WHAT IS REQUIRED: Take from the listing each line that has the string "Java".
■ ■ ■ ■
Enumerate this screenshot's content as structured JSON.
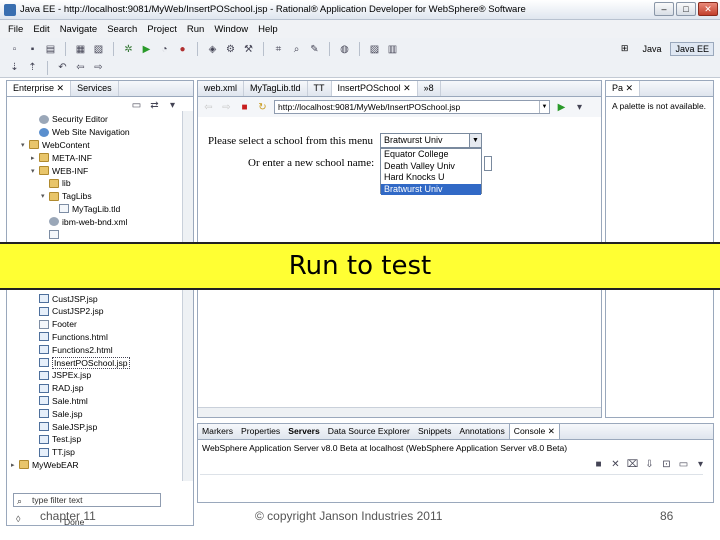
{
  "window": {
    "title": "Java EE - http://localhost:9081/MyWeb/InsertPOSchool.jsp - Rational® Application Developer for WebSphere® Software",
    "minimize": "–",
    "maximize": "□",
    "close": "✕"
  },
  "menu": [
    "File",
    "Edit",
    "Navigate",
    "Search",
    "Project",
    "Run",
    "Window",
    "Help"
  ],
  "perspectives": {
    "java": "Java",
    "javaee": "Java EE"
  },
  "left_panel": {
    "tabs": [
      {
        "label": "Enterprise ✕"
      },
      {
        "label": "Services"
      }
    ],
    "tree": [
      {
        "label": "Security Editor",
        "icon": "gear",
        "indent": 2
      },
      {
        "label": "Web Site Navigation",
        "icon": "globe",
        "indent": 2
      },
      {
        "label": "WebContent",
        "icon": "folder",
        "indent": 1,
        "twisty": "▾"
      },
      {
        "label": "META-INF",
        "icon": "folder",
        "indent": 2,
        "twisty": "▸"
      },
      {
        "label": "WEB-INF",
        "icon": "folder",
        "indent": 2,
        "twisty": "▾"
      },
      {
        "label": "lib",
        "icon": "folder",
        "indent": 3
      },
      {
        "label": "TagLibs",
        "icon": "folder",
        "indent": 3,
        "twisty": "▾"
      },
      {
        "label": "MyTagLib.tld",
        "icon": "file",
        "indent": 4
      },
      {
        "label": "ibm-web-bnd.xml",
        "icon": "gear",
        "indent": 3
      },
      {
        "label": "",
        "icon": "file",
        "indent": 3
      },
      {
        "label": "",
        "icon": "file",
        "indent": 3
      },
      {
        "label": "",
        "icon": "file",
        "indent": 3
      },
      {
        "label": "",
        "icon": "file",
        "indent": 3
      },
      {
        "label": "",
        "icon": "file",
        "indent": 2
      },
      {
        "label": "CustJSP.jsp",
        "icon": "jsp",
        "indent": 2
      },
      {
        "label": "CustJSP2.jsp",
        "icon": "jsp",
        "indent": 2
      },
      {
        "label": "Footer",
        "icon": "file",
        "indent": 2
      },
      {
        "label": "Functions.html",
        "icon": "jsp",
        "indent": 2
      },
      {
        "label": "Functions2.html",
        "icon": "jsp",
        "indent": 2
      },
      {
        "label": "InsertPOSchool.jsp",
        "icon": "jsp",
        "indent": 2,
        "selected": true
      },
      {
        "label": "JSPEx.jsp",
        "icon": "jsp",
        "indent": 2
      },
      {
        "label": "RAD.jsp",
        "icon": "jsp",
        "indent": 2
      },
      {
        "label": "Sale.html",
        "icon": "jsp",
        "indent": 2
      },
      {
        "label": "Sale.jsp",
        "icon": "jsp",
        "indent": 2
      },
      {
        "label": "SaleJSP.jsp",
        "icon": "jsp",
        "indent": 2
      },
      {
        "label": "Test.jsp",
        "icon": "jsp",
        "indent": 2
      },
      {
        "label": "TT.jsp",
        "icon": "jsp",
        "indent": 2
      },
      {
        "label": "MyWebEAR",
        "icon": "folder",
        "indent": 0,
        "twisty": "▸"
      }
    ],
    "filter_placeholder": "type filter text"
  },
  "editor": {
    "tabs": [
      {
        "label": "web.xml"
      },
      {
        "label": "MyTagLib.tld"
      },
      {
        "label": "TT"
      },
      {
        "label": "InsertPOSchool ✕",
        "active": true
      },
      {
        "label": "»8"
      }
    ],
    "url": "http://localhost:9081/MyWeb/InsertPOSchool.jsp",
    "page": {
      "prompt_select": "Please select a school from this menu",
      "prompt_new": "Or enter a new school name:",
      "selected_value": "Bratwurst Univ",
      "options": [
        "Equator College",
        "Death Valley Univ",
        "Hard Knocks U",
        "Bratwurst Univ"
      ],
      "highlighted_index": 3
    }
  },
  "palette": {
    "tab": "Pa ✕",
    "message": "A palette is not available."
  },
  "bottom_panel": {
    "tabs": [
      {
        "label": "Markers"
      },
      {
        "label": "Properties"
      },
      {
        "label": "Servers",
        "bold": true
      },
      {
        "label": "Data Source Explorer"
      },
      {
        "label": "Snippets"
      },
      {
        "label": "Annotations"
      },
      {
        "label": "Console ✕",
        "active": true
      }
    ],
    "server_line": "WebSphere Application Server v8.0 Beta at localhost (WebSphere Application Server v8.0 Beta)"
  },
  "banner": {
    "text": "Run to test"
  },
  "footer": {
    "chapter": "chapter 11",
    "status": "Done",
    "copyright": "© copyright Janson Industries 2011",
    "page": "86"
  },
  "colors": {
    "banner": "#ffff33",
    "highlight": "#3169c6"
  }
}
■ ■ ■ ■
WRITTEN RESPONSE:
    "title": "Java EE - http://localhost:9081/MyWeb/InsertPOSchool.jsp - Rational® Application Developer for WebSphere® Software",
    "java": "Java",
    "javaee": "Java EE"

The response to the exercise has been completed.